[Start of Record extracts]

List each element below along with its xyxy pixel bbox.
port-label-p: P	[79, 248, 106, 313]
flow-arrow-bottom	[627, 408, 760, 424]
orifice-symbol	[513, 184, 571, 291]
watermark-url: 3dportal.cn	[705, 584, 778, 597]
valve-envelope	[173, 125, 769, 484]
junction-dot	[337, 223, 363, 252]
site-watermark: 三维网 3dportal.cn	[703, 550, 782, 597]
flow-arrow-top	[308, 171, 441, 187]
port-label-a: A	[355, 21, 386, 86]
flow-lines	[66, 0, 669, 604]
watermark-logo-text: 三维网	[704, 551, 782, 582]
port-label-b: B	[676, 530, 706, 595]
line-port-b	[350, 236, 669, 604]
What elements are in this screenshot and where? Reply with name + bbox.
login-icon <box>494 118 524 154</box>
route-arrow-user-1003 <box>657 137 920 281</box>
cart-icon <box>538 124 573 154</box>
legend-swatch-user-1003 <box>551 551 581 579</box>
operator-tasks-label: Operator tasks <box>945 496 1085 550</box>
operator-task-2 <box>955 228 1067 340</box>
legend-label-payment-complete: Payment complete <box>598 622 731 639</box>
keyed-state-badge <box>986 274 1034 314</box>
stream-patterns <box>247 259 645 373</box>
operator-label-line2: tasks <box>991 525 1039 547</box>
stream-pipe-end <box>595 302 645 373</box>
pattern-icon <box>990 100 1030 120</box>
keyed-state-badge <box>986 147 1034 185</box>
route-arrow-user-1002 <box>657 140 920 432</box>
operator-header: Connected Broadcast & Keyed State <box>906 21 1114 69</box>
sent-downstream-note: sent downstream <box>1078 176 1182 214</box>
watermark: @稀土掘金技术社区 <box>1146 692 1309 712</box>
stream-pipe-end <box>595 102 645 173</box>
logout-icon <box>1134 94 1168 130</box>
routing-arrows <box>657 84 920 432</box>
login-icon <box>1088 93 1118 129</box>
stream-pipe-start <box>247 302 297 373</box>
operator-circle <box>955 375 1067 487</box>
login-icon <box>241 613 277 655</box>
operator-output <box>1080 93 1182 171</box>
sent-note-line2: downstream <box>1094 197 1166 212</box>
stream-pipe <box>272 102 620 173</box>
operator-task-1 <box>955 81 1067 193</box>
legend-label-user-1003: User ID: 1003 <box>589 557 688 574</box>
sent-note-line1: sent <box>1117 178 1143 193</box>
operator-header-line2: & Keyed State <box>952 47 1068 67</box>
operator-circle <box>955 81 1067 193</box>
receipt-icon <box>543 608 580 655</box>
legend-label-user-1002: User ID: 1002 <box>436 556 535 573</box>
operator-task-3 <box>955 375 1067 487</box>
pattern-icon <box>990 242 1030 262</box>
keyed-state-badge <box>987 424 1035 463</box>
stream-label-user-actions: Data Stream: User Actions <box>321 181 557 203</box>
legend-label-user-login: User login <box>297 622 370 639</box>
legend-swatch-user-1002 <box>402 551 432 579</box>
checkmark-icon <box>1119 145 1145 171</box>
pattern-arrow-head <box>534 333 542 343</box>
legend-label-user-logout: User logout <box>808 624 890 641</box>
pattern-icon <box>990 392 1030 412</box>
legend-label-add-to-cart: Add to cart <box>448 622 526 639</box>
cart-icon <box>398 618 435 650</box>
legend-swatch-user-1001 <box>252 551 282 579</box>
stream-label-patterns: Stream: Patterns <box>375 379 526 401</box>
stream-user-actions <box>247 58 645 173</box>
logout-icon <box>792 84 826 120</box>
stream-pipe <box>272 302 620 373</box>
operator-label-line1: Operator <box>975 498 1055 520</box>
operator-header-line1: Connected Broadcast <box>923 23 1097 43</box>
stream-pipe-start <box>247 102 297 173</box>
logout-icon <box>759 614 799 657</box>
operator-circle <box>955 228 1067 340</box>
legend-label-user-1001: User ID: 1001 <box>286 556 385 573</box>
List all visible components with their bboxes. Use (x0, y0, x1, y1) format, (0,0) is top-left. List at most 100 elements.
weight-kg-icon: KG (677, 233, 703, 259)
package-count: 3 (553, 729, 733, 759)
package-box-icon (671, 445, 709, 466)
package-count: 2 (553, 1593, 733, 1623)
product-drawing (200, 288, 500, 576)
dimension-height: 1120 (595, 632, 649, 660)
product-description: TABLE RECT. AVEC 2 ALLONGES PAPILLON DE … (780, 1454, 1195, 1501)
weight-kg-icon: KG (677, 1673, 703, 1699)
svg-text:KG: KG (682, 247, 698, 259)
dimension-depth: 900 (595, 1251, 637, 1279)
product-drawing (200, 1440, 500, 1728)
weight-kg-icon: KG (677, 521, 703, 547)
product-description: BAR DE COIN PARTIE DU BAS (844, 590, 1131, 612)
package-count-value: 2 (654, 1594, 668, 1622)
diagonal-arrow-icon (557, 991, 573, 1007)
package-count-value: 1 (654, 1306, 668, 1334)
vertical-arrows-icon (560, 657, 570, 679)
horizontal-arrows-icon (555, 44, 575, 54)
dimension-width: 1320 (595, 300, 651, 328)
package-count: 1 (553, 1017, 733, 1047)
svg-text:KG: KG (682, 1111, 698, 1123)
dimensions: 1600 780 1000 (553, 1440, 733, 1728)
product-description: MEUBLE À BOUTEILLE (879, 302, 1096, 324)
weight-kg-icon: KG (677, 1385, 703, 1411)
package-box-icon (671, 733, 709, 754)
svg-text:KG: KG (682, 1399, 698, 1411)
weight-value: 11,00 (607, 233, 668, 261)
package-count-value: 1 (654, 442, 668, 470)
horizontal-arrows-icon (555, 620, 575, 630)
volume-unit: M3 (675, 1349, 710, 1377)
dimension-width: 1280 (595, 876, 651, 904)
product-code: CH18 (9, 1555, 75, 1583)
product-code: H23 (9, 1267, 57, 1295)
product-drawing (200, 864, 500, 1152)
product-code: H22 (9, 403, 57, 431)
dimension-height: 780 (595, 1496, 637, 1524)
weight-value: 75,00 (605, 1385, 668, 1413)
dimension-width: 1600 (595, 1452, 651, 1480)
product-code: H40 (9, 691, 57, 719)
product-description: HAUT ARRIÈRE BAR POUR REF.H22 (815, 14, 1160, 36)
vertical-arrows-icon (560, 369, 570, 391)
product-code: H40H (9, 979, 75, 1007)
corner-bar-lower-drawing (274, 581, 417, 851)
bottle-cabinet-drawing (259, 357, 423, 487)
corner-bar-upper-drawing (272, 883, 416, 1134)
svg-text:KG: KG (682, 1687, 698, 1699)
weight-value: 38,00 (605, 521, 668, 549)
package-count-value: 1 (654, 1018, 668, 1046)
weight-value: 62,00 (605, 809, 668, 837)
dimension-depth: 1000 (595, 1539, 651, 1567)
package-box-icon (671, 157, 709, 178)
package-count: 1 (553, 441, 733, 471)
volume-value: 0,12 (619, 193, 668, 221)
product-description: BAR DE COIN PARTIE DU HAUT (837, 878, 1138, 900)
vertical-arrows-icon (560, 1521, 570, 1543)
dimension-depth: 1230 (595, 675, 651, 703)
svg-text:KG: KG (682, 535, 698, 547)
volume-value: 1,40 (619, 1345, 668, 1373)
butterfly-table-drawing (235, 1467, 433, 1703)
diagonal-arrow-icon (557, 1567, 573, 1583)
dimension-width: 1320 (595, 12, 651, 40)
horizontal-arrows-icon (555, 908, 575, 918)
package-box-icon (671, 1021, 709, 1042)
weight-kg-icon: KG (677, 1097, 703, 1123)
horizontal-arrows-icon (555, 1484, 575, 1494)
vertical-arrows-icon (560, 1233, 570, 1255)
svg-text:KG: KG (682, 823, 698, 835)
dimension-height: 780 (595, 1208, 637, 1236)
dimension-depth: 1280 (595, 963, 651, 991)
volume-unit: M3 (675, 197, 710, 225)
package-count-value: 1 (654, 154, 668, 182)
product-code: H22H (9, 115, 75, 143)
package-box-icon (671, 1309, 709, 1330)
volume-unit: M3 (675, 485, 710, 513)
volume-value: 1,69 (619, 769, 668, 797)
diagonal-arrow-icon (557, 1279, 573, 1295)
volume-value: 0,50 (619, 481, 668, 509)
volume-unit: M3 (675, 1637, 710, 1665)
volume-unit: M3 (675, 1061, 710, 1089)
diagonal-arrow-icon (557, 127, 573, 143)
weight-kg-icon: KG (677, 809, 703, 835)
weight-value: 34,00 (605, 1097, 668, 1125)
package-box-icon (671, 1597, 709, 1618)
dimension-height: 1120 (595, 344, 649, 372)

[End of Record extracts]

What is expected ::
Revise the data from the beginning down to the line containing "What elements are", both ends included, by putting "junction-node" in place of "junction-dot" and leaving everything else untouched.

Answer for this exercise ::
List each element below along with its xyxy pixel bbox.
port-label-p: P	[79, 248, 106, 313]
flow-arrow-bottom	[627, 408, 760, 424]
orifice-symbol	[513, 184, 571, 291]
watermark-url: 3dportal.cn	[705, 584, 778, 597]
valve-envelope	[173, 125, 769, 484]
junction-node	[337, 223, 363, 252]
site-watermark: 三维网 3dportal.cn	[703, 550, 782, 597]
flow-arrow-top	[308, 171, 441, 187]
port-label-a: A	[355, 21, 386, 86]
flow-lines	[66, 0, 669, 604]
watermark-logo-text: 三维网	[704, 551, 782, 582]
port-label-b: B	[676, 530, 706, 595]
line-port-b	[350, 236, 669, 604]
What elements are in this screenshot and where? Reply with name + bbox.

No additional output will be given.